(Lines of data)
---------------

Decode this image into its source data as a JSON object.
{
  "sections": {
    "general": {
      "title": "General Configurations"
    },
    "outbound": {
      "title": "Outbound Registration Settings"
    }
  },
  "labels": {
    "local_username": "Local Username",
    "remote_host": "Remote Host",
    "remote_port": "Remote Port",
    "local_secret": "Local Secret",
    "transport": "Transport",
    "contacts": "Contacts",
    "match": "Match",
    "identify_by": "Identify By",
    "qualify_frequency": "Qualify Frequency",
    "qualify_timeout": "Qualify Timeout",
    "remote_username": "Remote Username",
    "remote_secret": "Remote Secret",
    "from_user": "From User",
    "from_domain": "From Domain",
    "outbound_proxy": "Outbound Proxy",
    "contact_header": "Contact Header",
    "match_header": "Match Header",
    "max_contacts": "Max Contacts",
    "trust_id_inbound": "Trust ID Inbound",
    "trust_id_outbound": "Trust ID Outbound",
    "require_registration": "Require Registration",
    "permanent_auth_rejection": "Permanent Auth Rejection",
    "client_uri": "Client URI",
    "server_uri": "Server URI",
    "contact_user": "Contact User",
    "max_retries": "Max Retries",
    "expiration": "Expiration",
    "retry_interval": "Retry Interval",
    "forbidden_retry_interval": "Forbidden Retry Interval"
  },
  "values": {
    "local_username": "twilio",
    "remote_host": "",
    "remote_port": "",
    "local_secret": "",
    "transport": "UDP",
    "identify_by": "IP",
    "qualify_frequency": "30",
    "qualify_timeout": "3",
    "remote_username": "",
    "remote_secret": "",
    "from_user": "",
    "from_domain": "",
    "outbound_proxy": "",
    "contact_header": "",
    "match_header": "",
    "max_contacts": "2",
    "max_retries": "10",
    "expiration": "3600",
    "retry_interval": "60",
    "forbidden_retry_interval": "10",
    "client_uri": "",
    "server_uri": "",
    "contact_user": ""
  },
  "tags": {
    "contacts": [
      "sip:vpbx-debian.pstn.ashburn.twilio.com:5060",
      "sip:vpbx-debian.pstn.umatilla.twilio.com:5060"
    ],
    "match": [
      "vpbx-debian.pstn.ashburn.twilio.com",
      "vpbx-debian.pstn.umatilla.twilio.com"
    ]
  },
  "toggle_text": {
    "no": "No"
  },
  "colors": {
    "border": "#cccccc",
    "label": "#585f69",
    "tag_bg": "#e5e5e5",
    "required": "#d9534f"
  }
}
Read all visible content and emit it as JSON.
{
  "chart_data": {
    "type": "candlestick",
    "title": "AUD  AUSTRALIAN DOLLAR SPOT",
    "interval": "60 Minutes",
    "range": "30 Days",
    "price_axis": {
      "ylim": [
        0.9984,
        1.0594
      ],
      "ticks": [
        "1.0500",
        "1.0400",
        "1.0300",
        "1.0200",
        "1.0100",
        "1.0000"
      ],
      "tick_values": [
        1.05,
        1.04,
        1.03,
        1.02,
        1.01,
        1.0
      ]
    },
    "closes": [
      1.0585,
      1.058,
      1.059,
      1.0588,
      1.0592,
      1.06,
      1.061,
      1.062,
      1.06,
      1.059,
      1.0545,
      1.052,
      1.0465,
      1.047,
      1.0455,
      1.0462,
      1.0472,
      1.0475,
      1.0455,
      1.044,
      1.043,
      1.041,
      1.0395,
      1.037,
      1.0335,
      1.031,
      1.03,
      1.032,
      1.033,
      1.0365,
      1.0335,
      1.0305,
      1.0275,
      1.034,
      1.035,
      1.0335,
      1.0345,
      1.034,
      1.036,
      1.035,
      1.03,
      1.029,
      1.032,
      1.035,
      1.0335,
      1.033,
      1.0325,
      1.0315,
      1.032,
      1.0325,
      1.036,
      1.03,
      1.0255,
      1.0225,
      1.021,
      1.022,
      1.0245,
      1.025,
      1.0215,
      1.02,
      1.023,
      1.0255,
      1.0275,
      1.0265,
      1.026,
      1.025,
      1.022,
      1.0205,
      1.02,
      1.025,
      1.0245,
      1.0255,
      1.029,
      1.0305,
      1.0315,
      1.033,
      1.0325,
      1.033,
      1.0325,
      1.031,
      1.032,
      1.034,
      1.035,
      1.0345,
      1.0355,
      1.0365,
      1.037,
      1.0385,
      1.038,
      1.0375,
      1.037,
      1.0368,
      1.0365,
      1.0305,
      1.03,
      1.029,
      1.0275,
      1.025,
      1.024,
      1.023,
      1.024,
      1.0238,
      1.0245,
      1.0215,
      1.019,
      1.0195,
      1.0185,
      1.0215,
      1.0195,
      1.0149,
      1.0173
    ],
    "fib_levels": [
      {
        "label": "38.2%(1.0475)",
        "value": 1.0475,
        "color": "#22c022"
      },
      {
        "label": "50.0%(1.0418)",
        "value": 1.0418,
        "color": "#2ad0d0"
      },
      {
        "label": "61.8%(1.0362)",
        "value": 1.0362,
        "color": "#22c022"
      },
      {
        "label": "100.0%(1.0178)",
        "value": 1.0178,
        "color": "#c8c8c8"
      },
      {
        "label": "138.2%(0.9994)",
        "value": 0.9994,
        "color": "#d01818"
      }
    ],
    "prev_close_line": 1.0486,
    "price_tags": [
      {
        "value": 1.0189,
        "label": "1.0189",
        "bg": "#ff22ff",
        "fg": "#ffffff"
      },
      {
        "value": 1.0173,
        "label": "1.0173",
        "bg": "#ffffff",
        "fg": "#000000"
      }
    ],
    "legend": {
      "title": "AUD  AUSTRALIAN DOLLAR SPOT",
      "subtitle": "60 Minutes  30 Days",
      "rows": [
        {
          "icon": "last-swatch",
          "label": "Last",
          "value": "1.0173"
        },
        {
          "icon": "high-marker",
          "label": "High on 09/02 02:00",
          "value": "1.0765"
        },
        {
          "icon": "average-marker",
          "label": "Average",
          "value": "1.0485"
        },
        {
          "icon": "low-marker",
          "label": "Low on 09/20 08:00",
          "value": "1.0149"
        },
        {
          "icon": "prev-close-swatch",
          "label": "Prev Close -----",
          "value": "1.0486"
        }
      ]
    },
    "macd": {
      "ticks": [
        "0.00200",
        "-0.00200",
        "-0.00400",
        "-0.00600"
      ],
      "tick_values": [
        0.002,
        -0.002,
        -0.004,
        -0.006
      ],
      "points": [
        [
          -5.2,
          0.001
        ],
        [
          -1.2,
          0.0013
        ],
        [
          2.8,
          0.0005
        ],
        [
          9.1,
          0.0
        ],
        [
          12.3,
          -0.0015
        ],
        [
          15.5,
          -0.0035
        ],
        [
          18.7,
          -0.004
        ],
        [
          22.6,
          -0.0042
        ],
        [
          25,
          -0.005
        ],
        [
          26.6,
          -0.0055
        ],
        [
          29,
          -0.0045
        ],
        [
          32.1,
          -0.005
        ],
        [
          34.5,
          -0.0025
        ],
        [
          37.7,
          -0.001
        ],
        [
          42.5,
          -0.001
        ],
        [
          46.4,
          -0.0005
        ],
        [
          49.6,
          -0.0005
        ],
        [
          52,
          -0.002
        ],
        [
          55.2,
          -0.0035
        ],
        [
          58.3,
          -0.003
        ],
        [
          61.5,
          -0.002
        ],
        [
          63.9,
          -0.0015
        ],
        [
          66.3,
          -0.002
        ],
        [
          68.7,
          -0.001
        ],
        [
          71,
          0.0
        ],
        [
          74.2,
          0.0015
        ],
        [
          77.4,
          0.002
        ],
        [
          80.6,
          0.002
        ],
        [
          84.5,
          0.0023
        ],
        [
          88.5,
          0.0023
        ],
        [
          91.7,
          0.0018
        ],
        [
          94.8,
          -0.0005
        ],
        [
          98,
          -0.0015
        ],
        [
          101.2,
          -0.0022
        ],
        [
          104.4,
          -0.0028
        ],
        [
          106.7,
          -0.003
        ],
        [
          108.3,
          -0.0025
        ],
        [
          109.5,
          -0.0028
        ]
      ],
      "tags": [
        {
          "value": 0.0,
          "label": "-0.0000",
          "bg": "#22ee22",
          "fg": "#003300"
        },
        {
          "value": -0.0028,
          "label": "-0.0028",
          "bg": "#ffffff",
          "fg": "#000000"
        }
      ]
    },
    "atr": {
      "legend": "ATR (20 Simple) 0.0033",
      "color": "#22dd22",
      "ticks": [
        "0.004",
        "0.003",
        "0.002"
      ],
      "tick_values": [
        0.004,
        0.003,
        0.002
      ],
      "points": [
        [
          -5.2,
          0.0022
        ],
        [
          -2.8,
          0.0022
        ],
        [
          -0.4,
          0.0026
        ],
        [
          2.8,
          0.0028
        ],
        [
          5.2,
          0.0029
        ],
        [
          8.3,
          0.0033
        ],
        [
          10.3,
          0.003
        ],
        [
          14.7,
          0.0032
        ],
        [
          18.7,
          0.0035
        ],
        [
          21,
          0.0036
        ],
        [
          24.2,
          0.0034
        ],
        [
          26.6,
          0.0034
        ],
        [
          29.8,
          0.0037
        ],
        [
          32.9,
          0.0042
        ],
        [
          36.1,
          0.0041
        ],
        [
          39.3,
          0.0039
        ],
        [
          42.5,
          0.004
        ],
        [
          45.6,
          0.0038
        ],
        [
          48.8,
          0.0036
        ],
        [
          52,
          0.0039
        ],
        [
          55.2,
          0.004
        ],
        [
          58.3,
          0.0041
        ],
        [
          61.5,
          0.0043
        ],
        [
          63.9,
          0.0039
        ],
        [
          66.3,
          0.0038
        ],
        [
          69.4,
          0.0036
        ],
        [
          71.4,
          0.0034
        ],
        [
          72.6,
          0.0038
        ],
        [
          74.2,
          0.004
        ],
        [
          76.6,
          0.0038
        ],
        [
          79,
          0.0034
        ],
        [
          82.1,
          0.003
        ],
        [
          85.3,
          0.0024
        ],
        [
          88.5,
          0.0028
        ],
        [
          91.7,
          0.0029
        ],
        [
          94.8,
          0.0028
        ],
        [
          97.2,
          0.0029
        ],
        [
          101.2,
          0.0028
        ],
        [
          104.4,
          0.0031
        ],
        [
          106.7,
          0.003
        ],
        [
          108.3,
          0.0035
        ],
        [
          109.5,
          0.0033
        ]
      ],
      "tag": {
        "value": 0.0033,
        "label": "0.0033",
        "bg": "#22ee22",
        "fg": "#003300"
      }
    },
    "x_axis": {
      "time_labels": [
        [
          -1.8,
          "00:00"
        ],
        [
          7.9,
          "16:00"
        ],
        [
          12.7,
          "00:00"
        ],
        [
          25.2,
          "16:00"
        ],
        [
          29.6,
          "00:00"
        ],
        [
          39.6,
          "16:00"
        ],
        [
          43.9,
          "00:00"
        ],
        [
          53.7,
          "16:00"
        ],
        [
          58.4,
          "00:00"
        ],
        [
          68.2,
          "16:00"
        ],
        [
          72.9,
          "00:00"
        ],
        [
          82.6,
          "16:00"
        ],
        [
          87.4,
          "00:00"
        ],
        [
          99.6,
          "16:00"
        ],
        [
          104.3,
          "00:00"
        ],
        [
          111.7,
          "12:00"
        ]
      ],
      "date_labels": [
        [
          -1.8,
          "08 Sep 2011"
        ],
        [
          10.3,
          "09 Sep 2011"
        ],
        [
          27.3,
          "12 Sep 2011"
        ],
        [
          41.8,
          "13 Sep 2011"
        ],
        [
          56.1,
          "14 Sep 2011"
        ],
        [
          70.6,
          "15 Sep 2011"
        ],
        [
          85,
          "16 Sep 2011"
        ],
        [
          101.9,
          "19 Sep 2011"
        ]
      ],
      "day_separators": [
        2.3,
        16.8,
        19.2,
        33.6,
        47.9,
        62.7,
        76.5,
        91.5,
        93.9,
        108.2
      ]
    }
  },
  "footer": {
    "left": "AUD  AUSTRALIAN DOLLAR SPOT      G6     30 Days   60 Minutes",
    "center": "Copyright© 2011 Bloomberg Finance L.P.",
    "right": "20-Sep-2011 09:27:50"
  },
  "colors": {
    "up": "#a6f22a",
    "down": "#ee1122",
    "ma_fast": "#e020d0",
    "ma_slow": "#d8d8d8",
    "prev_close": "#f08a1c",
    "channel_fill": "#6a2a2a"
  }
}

---------------

## Given exercise
Filter the records above and return every line that holds the word "umatilla".

## Worked answer
      "sip:vpbx-debian.pstn.umatilla.twilio.com:5060"
      "vpbx-debian.pstn.umatilla.twilio.com"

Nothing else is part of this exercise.